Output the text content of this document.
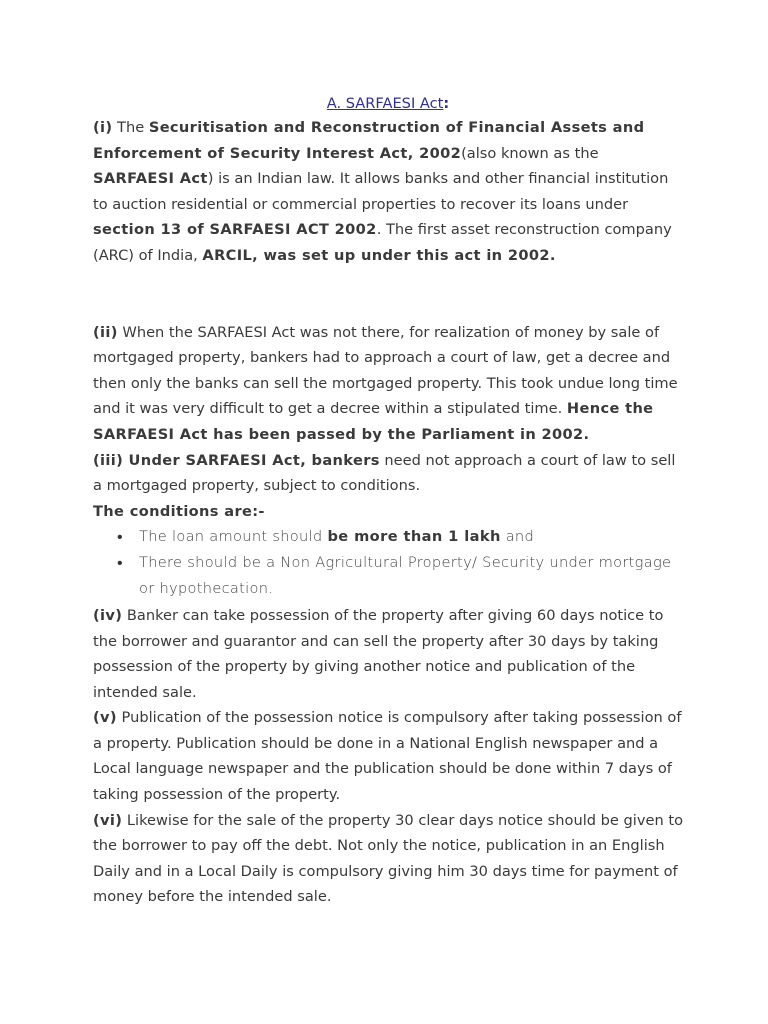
A. SARFAESI Act:

(i) The Securitisation and Reconstruction of Financial Assets and Enforcement of Security Interest Act, 2002(also known as the SARFAESI Act) is an Indian law. It allows banks and other financial institution to auction residential or commercial properties to recover its loans under section 13 of SARFAESI ACT 2002. The first asset reconstruction company (ARC) of India, ARCIL, was set up under this act in 2002.

(ii) When the SARFAESI Act was not there, for realization of money by sale of mortgaged property, bankers had to approach a court of law, get a decree and then only the banks can sell the mortgaged property. This took undue long time and it was very difficult to get a decree within a stipulated time. Hence the SARFAESI Act has been passed by the Parliament in 2002.

(iii) Under SARFAESI Act, bankers need not approach a court of law to sell a mortgaged property, subject to conditions.

The conditions are:-

• The loan amount should be more than 1 lakh and
• There should be a Non Agricultural Property/ Security under mortgage or hypothecation.

(iv) Banker can take possession of the property after giving 60 days notice to the borrower and guarantor and can sell the property after 30 days by taking possession of the property by giving another notice and publication of the intended sale.

(v) Publication of the possession notice is compulsory after taking possession of a property. Publication should be done in a National English newspaper and a Local language newspaper and the publication should be done within 7 days of taking possession of the property.

(vi) Likewise for the sale of the property 30 clear days notice should be given to the borrower to pay off the debt. Not only the notice, publication in an English Daily and in a Local Daily is compulsory giving him 30 days time for payment of money before the intended sale.
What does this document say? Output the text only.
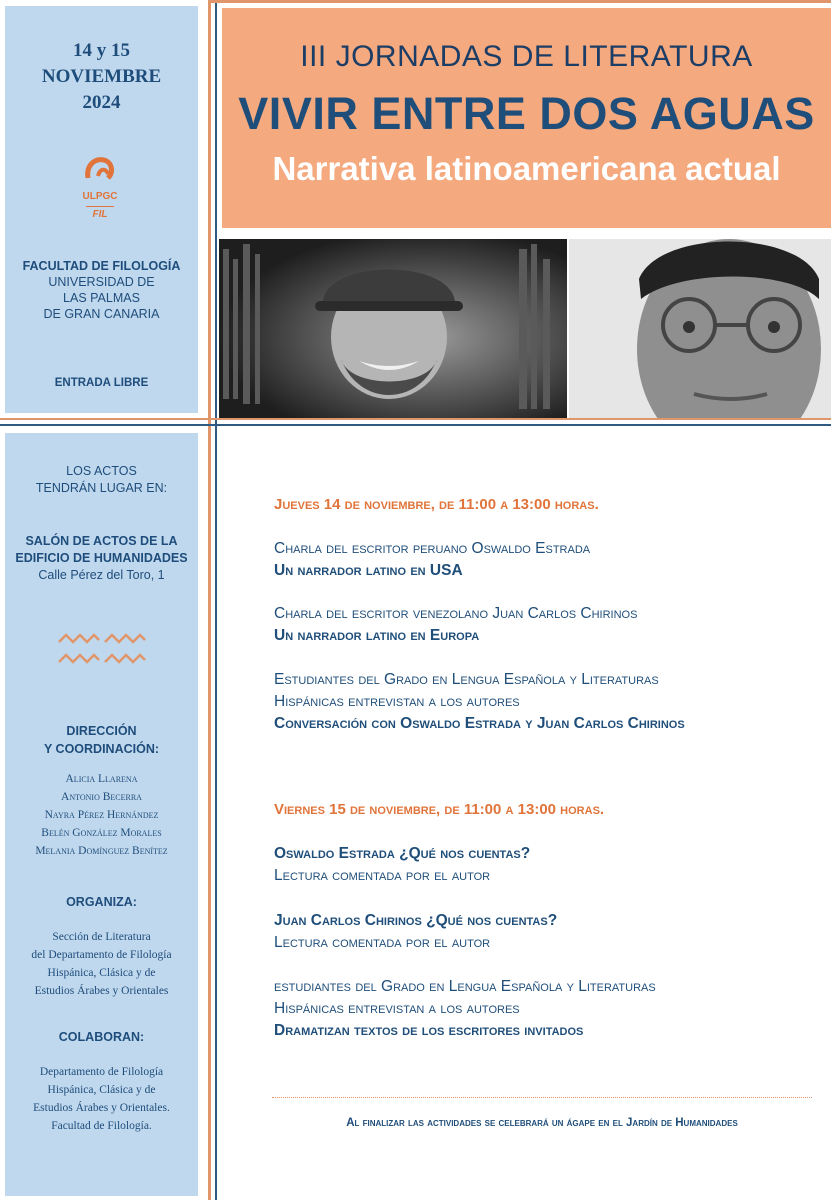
14 y 15
NOVIEMBRE
2024
ULPGC
FIL
FACULTAD DE FILOLOGÍA
UNIVERSIDAD DE
LAS PALMAS
DE GRAN CANARIA
ENTRADA LIBRE
LOS ACTOS
TENDRÁN LUGAR EN:
SALÓN DE ACTOS DE LA
EDIFICIO DE HUMANIDADES
Calle Pérez del Toro, 1
DIRECCIÓN
Y COORDINACIÓN:
Alicia Llarena
Antonio Becerra
Nayra Pérez Hernández
Belén González Morales
Melania Domínguez Benítez
ORGANIZA:
Sección de Literatura
del Departamento de Filología
Hispánica, Clásica y de
Estudios Árabes y Orientales
COLABORAN:
Departamento de Filología
Hispánica, Clásica y de
Estudios Árabes y Orientales.
Facultad de Filología.
III JORNADAS DE LITERATURA
VIVIR ENTRE DOS AGUAS
Narrativa latinoamericana actual
Jueves 14 de noviembre, de 11:00 a 13:00 horas.
Charla del escritor peruano Oswaldo Estrada
Un narrador latino en USA
Charla del escritor venezolano Juan Carlos Chirinos
Un narrador latino en Europa
Estudiantes del Grado en Lengua Española y Literaturas
Hispánicas entrevistan a los autores
Conversación con Oswaldo Estrada y Juan Carlos Chirinos
Viernes 15 de noviembre, de 11:00 a 13:00 horas.
Oswaldo Estrada ¿Qué nos cuentas?
Lectura comentada por el autor
Juan Carlos Chirinos ¿Qué nos cuentas?
Lectura comentada por el autor
estudiantes del Grado en Lengua Española y Literaturas
Hispánicas entrevistan a los autores
Dramatizan textos de los escritores invitados
Al finalizar las actividades se celebrará un ágape en el Jardín de Humanidades
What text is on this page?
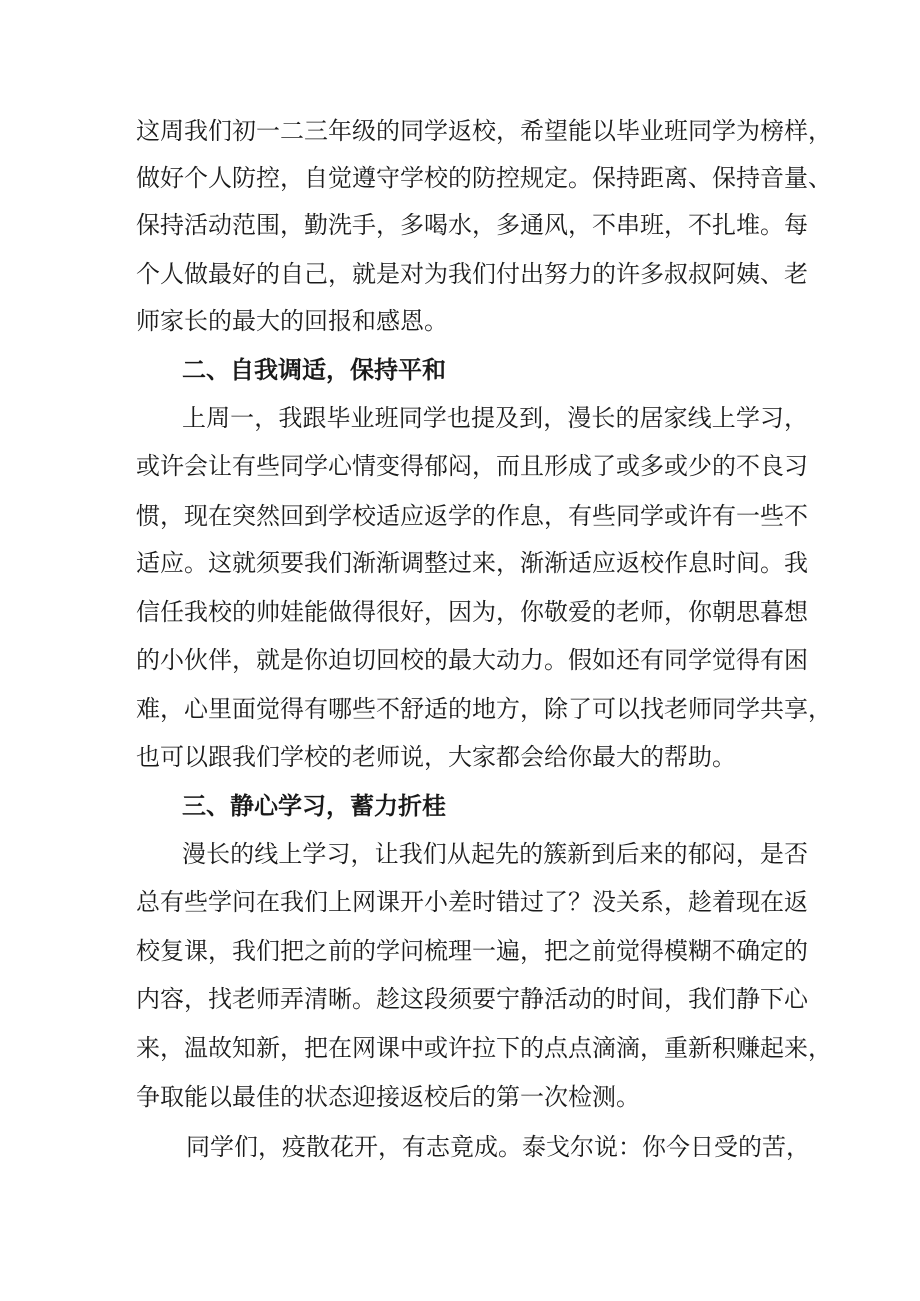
这周我们初一二三年级的同学返校，希望能以毕业班同学为榜样，
做好个人防控，自觉遵守学校的防控规定。保持距离、保持音量、
保持活动范围，勤洗手，多喝水，多通风，不串班，不扎堆。每
个人做最好的自己，就是对为我们付出努力的许多叔叔阿姨、老
师家长的最大的回报和感恩。
二、自我调适，保持平和
上周一，我跟毕业班同学也提及到，漫长的居家线上学习，
或许会让有些同学心情变得郁闷，而且形成了或多或少的不良习
惯，现在突然回到学校适应返学的作息，有些同学或许有一些不
适应。这就须要我们渐渐调整过来，渐渐适应返校作息时间。我
信任我校的帅娃能做得很好，因为，你敬爱的老师，你朝思暮想
的小伙伴，就是你迫切回校的最大动力。假如还有同学觉得有困
难，心里面觉得有哪些不舒适的地方，除了可以找老师同学共享，
也可以跟我们学校的老师说，大家都会给你最大的帮助。
三、静心学习，蓄力折桂
漫长的线上学习，让我们从起先的簇新到后来的郁闷，是否
总有些学问在我们上网课开小差时错过了？没关系，趁着现在返
校复课，我们把之前的学问梳理一遍，把之前觉得模糊不确定的
内容，找老师弄清晰。趁这段须要宁静活动的时间，我们静下心
来，温故知新，把在网课中或许拉下的点点滴滴，重新积赚起来，
争取能以最佳的状态迎接返校后的第一次检测。
同学们，疫散花开，有志竟成。泰戈尔说：你今日受的苦，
────────────────────
Display every line of the listing that contains the string "cuentas".

Oswaldo Estrada ¿Qué nos cuentas?
Juan Carlos Chirinos ¿Qué nos cuentas?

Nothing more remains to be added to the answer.